Copy out the entries word for word, from the line containing "List UI elements" through the line containing "- column-header-b[interactable]: B: [81, 200, 158, 218]", leaving out the pictures.

> **Given records**:

○ ○ ○

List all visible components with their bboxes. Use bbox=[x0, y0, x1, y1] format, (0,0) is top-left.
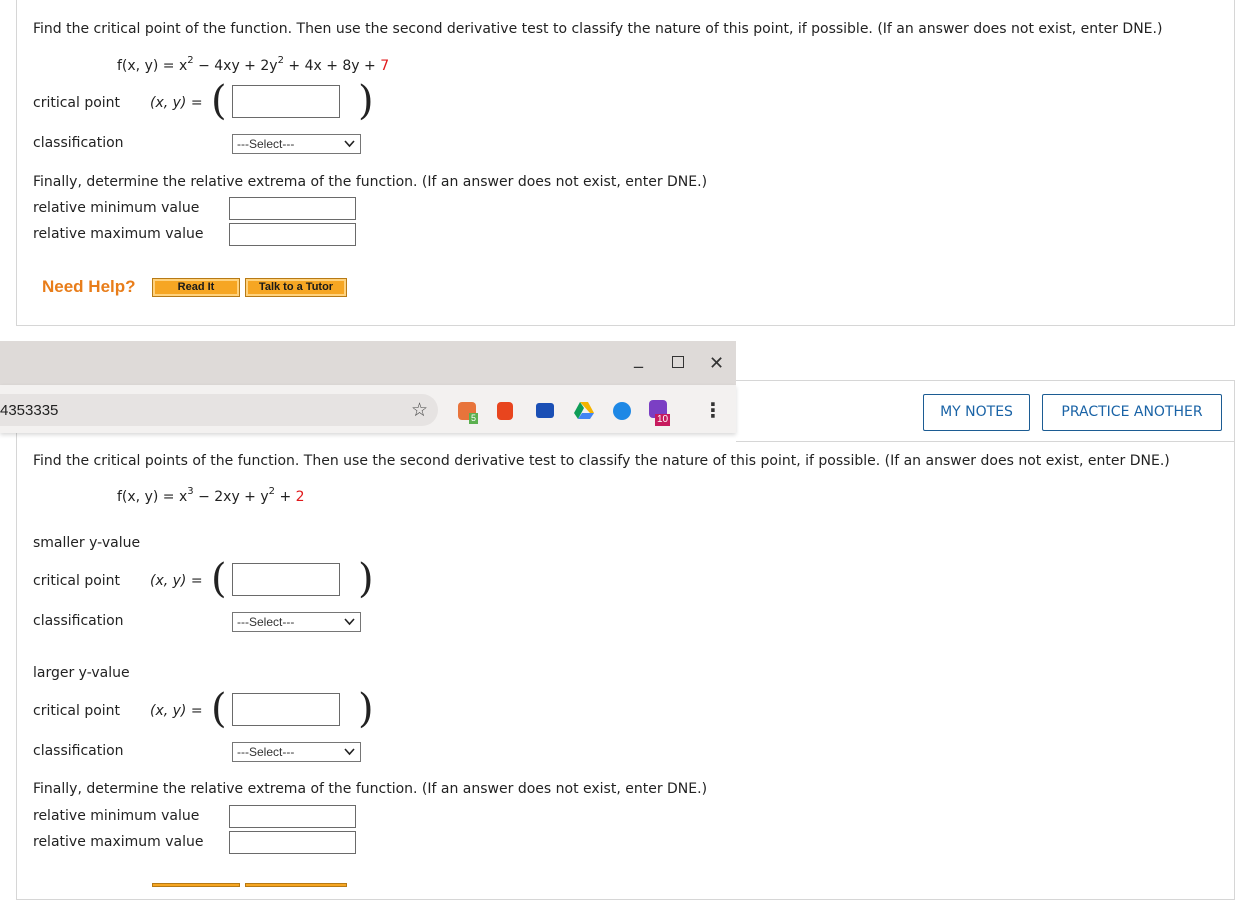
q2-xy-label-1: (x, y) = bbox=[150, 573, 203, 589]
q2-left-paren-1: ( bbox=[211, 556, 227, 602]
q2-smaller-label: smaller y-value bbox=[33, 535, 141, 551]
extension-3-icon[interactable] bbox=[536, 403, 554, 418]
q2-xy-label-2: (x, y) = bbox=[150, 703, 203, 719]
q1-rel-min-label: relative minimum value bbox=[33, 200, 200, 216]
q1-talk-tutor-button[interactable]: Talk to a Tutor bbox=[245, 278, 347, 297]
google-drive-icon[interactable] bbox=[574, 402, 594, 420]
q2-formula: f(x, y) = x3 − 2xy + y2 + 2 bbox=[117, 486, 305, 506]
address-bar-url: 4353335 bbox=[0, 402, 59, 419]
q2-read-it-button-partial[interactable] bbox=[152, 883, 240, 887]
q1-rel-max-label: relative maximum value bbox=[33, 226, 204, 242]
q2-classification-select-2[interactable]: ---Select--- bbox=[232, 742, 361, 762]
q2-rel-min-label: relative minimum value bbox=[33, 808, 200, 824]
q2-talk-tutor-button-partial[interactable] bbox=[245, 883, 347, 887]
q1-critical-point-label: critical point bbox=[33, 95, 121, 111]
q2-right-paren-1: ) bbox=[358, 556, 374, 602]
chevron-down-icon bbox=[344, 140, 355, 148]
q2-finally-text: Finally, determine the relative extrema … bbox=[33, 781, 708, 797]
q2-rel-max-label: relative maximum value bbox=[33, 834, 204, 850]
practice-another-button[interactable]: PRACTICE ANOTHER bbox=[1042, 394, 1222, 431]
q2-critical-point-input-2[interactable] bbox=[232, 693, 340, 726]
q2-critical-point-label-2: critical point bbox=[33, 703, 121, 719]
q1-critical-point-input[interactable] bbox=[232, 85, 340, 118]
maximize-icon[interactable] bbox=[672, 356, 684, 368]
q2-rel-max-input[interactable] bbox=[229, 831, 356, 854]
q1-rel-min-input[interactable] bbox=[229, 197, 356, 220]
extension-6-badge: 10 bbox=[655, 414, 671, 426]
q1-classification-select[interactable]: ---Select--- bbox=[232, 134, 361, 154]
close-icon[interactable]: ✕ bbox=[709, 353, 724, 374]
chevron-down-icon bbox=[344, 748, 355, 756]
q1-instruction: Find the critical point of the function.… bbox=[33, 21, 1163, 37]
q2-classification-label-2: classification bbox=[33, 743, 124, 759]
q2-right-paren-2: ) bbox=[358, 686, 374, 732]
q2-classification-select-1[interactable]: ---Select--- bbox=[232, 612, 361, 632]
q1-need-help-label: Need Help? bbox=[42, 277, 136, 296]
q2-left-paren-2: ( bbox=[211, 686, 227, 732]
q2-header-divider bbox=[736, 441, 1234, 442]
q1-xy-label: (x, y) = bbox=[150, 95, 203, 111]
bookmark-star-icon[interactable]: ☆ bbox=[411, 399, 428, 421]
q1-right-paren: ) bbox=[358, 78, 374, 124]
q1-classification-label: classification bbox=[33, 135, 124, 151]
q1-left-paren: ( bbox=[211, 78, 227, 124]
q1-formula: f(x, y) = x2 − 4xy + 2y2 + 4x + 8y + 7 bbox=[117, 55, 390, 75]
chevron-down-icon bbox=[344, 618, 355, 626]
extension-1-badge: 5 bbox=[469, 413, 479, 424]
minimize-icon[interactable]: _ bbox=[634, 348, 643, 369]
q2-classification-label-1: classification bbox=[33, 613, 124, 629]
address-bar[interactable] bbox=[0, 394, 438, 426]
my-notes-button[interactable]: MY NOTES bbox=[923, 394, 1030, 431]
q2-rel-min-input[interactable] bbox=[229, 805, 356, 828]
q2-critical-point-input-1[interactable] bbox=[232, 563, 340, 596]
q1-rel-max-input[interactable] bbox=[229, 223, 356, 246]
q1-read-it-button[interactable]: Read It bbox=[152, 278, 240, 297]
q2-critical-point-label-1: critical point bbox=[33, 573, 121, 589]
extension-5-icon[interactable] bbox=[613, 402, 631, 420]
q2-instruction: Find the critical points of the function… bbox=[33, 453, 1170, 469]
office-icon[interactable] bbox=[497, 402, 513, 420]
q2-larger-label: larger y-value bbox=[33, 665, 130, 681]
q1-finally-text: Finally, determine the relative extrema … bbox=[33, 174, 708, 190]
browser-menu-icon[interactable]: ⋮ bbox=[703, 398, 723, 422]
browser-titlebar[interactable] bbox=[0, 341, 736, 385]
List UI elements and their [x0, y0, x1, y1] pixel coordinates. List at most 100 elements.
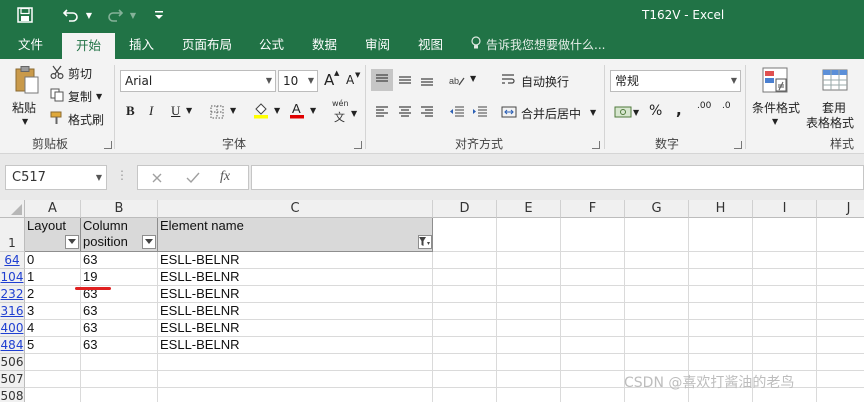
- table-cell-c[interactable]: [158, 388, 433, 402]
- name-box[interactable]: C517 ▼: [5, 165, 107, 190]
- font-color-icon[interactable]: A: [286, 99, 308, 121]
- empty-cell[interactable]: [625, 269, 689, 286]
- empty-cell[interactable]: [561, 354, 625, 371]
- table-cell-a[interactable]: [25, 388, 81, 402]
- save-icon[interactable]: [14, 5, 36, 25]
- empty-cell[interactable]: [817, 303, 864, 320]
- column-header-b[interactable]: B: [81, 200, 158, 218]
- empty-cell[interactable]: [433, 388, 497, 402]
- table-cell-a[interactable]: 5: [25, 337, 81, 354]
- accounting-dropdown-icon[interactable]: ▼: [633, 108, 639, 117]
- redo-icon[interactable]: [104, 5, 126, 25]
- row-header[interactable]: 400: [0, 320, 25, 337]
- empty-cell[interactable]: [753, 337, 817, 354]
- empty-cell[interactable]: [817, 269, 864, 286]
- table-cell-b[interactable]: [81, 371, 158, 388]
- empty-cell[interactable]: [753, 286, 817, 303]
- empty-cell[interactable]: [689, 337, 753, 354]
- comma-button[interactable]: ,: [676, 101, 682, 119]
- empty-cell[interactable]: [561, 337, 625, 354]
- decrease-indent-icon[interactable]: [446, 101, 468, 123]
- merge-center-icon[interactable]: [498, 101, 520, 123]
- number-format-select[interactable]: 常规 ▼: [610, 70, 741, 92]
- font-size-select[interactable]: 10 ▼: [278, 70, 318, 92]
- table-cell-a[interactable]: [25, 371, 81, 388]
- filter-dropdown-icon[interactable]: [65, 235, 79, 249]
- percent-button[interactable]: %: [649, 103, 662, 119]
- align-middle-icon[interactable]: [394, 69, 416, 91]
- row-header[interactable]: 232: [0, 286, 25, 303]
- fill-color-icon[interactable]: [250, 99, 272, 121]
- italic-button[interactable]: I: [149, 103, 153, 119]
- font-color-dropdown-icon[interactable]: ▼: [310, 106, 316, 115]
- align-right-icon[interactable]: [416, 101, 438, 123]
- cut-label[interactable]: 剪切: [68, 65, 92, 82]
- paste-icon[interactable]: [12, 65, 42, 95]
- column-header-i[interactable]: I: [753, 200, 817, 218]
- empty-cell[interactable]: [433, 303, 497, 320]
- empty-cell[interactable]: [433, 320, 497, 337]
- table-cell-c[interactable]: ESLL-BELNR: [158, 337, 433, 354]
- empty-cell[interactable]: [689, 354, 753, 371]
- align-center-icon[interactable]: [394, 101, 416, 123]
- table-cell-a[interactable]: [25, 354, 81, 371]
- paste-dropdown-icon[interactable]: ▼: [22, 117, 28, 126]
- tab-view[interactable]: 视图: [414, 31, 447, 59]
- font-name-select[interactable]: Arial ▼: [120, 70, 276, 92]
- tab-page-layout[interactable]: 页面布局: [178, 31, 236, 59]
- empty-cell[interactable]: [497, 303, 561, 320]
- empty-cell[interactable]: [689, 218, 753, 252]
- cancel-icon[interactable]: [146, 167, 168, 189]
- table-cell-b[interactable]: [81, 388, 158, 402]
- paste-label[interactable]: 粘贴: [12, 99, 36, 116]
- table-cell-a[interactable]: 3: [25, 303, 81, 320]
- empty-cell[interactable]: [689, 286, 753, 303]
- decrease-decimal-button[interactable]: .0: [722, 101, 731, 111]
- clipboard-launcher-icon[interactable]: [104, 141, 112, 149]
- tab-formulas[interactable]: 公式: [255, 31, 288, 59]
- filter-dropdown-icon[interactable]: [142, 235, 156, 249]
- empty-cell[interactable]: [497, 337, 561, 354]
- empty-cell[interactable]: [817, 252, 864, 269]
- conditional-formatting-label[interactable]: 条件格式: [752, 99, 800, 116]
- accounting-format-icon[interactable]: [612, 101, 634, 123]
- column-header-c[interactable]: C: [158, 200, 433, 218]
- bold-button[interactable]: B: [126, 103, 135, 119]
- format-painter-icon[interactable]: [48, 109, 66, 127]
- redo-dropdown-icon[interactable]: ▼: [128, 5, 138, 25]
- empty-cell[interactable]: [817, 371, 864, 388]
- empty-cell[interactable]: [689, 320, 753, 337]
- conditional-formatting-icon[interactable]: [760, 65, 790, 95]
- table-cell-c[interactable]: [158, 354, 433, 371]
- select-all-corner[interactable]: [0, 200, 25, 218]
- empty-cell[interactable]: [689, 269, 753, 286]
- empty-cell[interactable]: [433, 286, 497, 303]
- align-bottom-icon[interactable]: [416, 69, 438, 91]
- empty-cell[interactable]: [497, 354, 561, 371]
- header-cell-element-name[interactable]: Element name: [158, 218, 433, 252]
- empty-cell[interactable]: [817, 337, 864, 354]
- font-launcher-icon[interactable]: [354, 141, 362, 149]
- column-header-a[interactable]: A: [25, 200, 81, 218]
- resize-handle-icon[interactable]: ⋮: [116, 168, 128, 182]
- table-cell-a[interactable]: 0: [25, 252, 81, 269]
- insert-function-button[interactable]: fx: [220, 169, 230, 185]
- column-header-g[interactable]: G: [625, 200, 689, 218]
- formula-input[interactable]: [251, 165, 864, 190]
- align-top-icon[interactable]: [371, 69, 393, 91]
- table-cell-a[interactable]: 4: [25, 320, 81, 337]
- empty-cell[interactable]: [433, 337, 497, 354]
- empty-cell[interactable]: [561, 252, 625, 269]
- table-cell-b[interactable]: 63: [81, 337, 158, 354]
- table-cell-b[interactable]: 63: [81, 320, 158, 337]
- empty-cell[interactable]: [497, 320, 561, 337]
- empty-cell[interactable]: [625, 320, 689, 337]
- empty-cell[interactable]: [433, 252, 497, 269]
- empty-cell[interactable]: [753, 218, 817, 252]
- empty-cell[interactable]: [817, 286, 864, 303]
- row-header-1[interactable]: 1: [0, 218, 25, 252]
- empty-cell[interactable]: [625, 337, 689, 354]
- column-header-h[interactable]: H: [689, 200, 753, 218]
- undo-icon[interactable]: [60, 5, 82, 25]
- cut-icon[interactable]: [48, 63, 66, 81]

○ ○ ○

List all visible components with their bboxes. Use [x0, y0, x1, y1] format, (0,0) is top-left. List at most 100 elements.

○ ○ ○

> **Expected answer**:
List UI elements and their [x0, y0, x1, y1] pixel coordinates. List at most 100 elements.
- table-cell-c[interactable]: [158, 388, 433, 402]
- name-box[interactable]: C517 ▼: [5, 165, 107, 190]
- font-color-icon[interactable]: A: [286, 99, 308, 121]
- empty-cell[interactable]: [625, 269, 689, 286]
- empty-cell[interactable]: [561, 354, 625, 371]
- table-cell-a[interactable]: [25, 388, 81, 402]
- save-icon[interactable]: [14, 5, 36, 25]
- empty-cell[interactable]: [817, 303, 864, 320]
- column-header-b[interactable]: B: [81, 200, 158, 218]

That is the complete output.